__What the task asks__:
Write out exactly the lines below that run from the line containing "Give me the JSON representation of this screenshot's content." through the last line of the records.

Dataset records
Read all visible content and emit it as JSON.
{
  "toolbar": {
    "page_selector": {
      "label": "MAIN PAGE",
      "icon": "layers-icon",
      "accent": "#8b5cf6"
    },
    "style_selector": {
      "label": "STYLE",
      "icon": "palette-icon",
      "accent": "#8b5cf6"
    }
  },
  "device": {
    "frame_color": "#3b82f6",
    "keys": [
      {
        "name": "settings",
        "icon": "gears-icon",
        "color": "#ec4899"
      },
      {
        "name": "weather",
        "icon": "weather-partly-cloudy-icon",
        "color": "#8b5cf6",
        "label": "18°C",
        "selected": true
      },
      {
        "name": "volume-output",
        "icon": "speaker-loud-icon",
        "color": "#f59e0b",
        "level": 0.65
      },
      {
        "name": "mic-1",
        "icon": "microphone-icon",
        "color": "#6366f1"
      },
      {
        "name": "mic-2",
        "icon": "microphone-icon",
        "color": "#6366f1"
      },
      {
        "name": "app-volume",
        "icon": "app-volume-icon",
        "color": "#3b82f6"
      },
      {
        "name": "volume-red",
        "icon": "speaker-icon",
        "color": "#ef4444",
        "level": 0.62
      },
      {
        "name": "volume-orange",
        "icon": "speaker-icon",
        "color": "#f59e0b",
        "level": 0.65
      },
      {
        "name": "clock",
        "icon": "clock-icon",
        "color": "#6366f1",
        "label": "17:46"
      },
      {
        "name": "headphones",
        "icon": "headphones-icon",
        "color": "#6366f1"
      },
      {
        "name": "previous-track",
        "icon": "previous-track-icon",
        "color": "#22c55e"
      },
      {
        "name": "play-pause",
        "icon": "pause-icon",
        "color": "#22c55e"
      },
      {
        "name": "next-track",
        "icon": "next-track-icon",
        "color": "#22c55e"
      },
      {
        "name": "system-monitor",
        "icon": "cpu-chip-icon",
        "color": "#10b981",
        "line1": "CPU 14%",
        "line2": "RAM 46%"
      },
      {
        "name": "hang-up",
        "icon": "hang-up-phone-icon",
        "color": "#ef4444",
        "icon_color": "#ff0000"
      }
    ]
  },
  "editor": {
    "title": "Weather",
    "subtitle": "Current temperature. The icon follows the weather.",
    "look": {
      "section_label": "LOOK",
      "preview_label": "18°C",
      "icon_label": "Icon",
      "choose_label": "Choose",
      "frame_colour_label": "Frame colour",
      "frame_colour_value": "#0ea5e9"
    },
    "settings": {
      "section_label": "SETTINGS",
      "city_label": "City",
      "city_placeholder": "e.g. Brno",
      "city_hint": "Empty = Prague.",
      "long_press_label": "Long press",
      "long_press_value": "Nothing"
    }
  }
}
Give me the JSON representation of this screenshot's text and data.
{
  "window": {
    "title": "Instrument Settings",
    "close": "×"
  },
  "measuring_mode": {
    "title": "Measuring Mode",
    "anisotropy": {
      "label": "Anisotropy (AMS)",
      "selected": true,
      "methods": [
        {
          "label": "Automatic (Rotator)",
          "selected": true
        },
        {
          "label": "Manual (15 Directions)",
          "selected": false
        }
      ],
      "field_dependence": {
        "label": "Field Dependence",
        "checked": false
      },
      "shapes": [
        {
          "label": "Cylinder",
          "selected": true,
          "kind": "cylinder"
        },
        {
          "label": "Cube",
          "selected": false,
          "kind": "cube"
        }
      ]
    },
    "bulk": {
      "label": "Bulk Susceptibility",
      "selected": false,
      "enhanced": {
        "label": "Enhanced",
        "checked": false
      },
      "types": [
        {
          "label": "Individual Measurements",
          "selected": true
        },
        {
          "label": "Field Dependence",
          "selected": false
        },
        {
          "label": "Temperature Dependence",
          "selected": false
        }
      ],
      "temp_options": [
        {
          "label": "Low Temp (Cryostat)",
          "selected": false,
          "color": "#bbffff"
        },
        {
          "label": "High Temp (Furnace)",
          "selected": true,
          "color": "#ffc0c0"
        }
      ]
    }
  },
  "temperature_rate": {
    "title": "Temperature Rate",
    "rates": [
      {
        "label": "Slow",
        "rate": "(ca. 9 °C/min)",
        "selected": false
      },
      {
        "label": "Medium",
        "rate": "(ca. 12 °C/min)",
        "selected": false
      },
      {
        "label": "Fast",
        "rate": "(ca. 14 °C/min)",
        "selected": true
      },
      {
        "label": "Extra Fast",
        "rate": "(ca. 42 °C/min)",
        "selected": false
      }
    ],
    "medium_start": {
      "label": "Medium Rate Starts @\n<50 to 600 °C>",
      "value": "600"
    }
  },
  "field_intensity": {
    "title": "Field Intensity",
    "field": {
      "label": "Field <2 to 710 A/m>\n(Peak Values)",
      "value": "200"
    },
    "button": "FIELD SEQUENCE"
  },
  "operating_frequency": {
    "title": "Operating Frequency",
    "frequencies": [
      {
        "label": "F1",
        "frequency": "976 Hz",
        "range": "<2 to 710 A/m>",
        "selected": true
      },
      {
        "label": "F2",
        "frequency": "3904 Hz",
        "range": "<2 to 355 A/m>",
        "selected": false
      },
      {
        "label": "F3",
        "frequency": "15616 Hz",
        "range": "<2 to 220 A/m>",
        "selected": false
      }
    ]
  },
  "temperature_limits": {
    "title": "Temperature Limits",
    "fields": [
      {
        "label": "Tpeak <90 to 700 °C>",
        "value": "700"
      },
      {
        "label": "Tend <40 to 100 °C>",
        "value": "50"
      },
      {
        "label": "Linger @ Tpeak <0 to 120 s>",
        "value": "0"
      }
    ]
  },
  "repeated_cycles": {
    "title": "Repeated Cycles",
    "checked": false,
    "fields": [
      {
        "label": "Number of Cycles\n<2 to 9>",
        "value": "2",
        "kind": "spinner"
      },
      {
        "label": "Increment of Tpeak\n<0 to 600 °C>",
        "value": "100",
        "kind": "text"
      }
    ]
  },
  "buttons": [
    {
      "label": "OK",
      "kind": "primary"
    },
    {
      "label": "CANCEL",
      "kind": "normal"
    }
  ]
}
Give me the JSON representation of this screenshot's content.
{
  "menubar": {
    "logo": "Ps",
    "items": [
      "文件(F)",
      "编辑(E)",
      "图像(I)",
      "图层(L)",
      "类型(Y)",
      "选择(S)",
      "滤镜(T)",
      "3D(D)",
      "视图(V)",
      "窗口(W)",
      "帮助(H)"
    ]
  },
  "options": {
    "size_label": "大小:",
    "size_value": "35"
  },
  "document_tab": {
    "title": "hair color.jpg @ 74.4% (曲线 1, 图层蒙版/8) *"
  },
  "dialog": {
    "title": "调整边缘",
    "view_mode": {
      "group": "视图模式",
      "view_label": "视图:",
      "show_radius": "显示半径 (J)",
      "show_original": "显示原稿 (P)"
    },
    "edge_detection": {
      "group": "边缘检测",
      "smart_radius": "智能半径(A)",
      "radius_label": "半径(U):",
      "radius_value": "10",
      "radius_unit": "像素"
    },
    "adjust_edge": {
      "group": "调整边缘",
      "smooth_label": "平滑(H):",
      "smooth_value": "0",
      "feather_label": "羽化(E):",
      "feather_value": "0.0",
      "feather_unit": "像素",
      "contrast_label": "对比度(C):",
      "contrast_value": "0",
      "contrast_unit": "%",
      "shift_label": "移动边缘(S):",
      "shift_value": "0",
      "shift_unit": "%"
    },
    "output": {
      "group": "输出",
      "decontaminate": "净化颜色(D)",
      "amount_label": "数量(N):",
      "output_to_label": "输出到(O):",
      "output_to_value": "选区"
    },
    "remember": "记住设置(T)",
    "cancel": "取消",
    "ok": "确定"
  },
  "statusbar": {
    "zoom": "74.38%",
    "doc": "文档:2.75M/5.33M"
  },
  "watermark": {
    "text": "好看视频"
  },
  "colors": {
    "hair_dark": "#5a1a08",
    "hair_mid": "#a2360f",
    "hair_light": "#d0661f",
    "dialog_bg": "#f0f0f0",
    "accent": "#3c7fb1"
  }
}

__Response for this exercise__:
Give me the JSON representation of this screenshot's content.
{
  "menubar": {
    "logo": "Ps",
    "items": [
      "文件(F)",
      "编辑(E)",
      "图像(I)",
      "图层(L)",
      "类型(Y)",
      "选择(S)",
      "滤镜(T)",
      "3D(D)",
      "视图(V)",
      "窗口(W)",
      "帮助(H)"
    ]
  },
  "options": {
    "size_label": "大小:",
    "size_value": "35"
  },
  "document_tab": {
    "title": "hair color.jpg @ 74.4% (曲线 1, 图层蒙版/8) *"
  },
  "dialog": {
    "title": "调整边缘",
    "view_mode": {
      "group": "视图模式",
      "view_label": "视图:",
      "show_radius": "显示半径 (J)",
      "show_original": "显示原稿 (P)"
    },
    "edge_detection": {
      "group": "边缘检测",
      "smart_radius": "智能半径(A)",
      "radius_label": "半径(U):",
      "radius_value": "10",
      "radius_unit": "像素"
    },
    "adjust_edge": {
      "group": "调整边缘",
      "smooth_label": "平滑(H):",
      "smooth_value": "0",
      "feather_label": "羽化(E):",
      "feather_value": "0.0",
      "feather_unit": "像素",
      "contrast_label": "对比度(C):",
      "contrast_value": "0",
      "contrast_unit": "%",
      "shift_label": "移动边缘(S):",
      "shift_value": "0",
      "shift_unit": "%"
    },
    "output": {
      "group": "输出",
      "decontaminate": "净化颜色(D)",
      "amount_label": "数量(N):",
      "output_to_label": "输出到(O):",
      "output_to_value": "选区"
    },
    "remember": "记住设置(T)",
    "cancel": "取消",
    "ok": "确定"
  },
  "statusbar": {
    "zoom": "74.38%",
    "doc": "文档:2.75M/5.33M"
  },
  "watermark": {
    "text": "好看视频"
  },
  "colors": {
    "hair_dark": "#5a1a08",
    "hair_mid": "#a2360f",
    "hair_light": "#d0661f",
    "dialog_bg": "#f0f0f0",
    "accent": "#3c7fb1"
  }
}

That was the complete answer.